▸ Work to complete: Retype the material that follows, keeping every word as it is.

▸ Entries provided:
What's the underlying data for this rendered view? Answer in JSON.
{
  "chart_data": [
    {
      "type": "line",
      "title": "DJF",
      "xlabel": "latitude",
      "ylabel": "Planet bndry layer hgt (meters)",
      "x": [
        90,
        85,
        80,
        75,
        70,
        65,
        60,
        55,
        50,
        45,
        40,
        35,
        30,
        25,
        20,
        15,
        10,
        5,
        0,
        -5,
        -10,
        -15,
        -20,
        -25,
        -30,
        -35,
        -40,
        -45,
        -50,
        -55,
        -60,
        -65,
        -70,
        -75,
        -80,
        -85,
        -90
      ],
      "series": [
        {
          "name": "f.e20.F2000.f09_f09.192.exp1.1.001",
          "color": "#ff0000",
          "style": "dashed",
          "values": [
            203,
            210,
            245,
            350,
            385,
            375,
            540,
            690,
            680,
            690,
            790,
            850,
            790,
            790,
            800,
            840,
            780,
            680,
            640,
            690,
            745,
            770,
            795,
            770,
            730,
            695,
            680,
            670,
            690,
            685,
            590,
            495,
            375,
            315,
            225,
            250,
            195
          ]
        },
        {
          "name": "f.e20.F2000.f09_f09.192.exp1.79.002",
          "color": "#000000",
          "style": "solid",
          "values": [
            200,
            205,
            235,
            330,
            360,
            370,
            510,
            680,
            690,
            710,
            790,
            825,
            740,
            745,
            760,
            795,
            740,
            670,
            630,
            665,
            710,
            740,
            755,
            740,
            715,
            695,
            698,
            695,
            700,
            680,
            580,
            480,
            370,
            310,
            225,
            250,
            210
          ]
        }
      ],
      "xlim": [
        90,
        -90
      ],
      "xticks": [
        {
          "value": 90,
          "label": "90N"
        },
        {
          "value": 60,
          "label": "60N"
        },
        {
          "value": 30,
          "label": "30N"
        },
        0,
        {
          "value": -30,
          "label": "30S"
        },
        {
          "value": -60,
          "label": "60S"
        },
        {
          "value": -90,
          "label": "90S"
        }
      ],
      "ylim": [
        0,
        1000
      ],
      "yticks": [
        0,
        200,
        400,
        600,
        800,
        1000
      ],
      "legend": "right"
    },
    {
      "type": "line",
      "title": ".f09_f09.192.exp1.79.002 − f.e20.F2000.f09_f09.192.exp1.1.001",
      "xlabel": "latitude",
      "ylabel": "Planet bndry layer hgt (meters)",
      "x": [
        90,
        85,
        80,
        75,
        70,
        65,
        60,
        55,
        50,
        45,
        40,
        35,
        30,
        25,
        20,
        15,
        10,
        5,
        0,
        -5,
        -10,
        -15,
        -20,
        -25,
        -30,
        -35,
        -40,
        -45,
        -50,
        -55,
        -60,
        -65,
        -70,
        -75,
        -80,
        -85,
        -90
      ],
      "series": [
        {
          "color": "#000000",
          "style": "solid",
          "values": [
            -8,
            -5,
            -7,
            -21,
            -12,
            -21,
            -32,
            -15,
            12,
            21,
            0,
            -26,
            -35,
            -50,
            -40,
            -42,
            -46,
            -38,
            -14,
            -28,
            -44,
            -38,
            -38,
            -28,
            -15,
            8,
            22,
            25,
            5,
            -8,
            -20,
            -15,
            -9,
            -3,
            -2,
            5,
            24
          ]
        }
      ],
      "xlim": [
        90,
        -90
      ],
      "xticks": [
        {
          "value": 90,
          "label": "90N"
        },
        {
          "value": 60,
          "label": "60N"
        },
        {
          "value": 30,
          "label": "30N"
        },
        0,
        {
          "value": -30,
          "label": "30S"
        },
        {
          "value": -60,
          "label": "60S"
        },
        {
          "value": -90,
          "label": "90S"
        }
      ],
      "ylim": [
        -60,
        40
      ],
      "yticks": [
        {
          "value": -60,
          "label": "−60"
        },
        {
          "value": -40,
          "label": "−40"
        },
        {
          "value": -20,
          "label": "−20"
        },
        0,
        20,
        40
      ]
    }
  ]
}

▸ Exercise response:
What's the underlying data for this rendered view? Answer in JSON.
{
  "chart_data": [
    {
      "type": "line",
      "title": "DJF",
      "xlabel": "latitude",
      "ylabel": "Planet bndry layer hgt (meters)",
      "x": [
        90,
        85,
        80,
        75,
        70,
        65,
        60,
        55,
        50,
        45,
        40,
        35,
        30,
        25,
        20,
        15,
        10,
        5,
        0,
        -5,
        -10,
        -15,
        -20,
        -25,
        -30,
        -35,
        -40,
        -45,
        -50,
        -55,
        -60,
        -65,
        -70,
        -75,
        -80,
        -85,
        -90
      ],
      "series": [
        {
          "name": "f.e20.F2000.f09_f09.192.exp1.1.001",
          "color": "#ff0000",
          "style": "dashed",
          "values": [
            203,
            210,
            245,
            350,
            385,
            375,
            540,
            690,
            680,
            690,
            790,
            850,
            790,
            790,
            800,
            840,
            780,
            680,
            640,
            690,
            745,
            770,
            795,
            770,
            730,
            695,
            680,
            670,
            690,
            685,
            590,
            495,
            375,
            315,
            225,
            250,
            195
          ]
        },
        {
          "name": "f.e20.F2000.f09_f09.192.exp1.79.002",
          "color": "#000000",
          "style": "solid",
          "values": [
            200,
            205,
            235,
            330,
            360,
            370,
            510,
            680,
            690,
            710,
            790,
            825,
            740,
            745,
            760,
            795,
            740,
            670,
            630,
            665,
            710,
            740,
            755,
            740,
            715,
            695,
            698,
            695,
            700,
            680,
            580,
            480,
            370,
            310,
            225,
            250,
            210
          ]
        }
      ],
      "xlim": [
        90,
        -90
      ],
      "xticks": [
        {
          "value": 90,
          "label": "90N"
        },
        {
          "value": 60,
          "label": "60N"
        },
        {
          "value": 30,
          "label": "30N"
        },
        0,
        {
          "value": -30,
          "label": "30S"
        },
        {
          "value": -60,
          "label": "60S"
        },
        {
          "value": -90,
          "label": "90S"
        }
      ],
      "ylim": [
        0,
        1000
      ],
      "yticks": [
        0,
        200,
        400,
        600,
        800,
        1000
      ],
      "legend": "right"
    },
    {
      "type": "line",
      "title": ".f09_f09.192.exp1.79.002 − f.e20.F2000.f09_f09.192.exp1.1.001",
      "xlabel": "latitude",
      "ylabel": "Planet bndry layer hgt (meters)",
      "x": [
        90,
        85,
        80,
        75,
        70,
        65,
        60,
        55,
        50,
        45,
        40,
        35,
        30,
        25,
        20,
        15,
        10,
        5,
        0,
        -5,
        -10,
        -15,
        -20,
        -25,
        -30,
        -35,
        -40,
        -45,
        -50,
        -55,
        -60,
        -65,
        -70,
        -75,
        -80,
        -85,
        -90
      ],
      "series": [
        {
          "color": "#000000",
          "style": "solid",
          "values": [
            -8,
            -5,
            -7,
            -21,
            -12,
            -21,
            -32,
            -15,
            12,
            21,
            0,
            -26,
            -35,
            -50,
            -40,
            -42,
            -46,
            -38,
            -14,
            -28,
            -44,
            -38,
            -38,
            -28,
            -15,
            8,
            22,
            25,
            5,
            -8,
            -20,
            -15,
            -9,
            -3,
            -2,
            5,
            24
          ]
        }
      ],
      "xlim": [
        90,
        -90
      ],
      "xticks": [
        {
          "value": 90,
          "label": "90N"
        },
        {
          "value": 60,
          "label": "60N"
        },
        {
          "value": 30,
          "label": "30N"
        },
        0,
        {
          "value": -30,
          "label": "30S"
        },
        {
          "value": -60,
          "label": "60S"
        },
        {
          "value": -90,
          "label": "90S"
        }
      ],
      "ylim": [
        -60,
        40
      ],
      "yticks": [
        {
          "value": -60,
          "label": "−60"
        },
        {
          "value": -40,
          "label": "−40"
        },
        {
          "value": -20,
          "label": "−20"
        },
        0,
        20,
        40
      ]
    }
  ]
}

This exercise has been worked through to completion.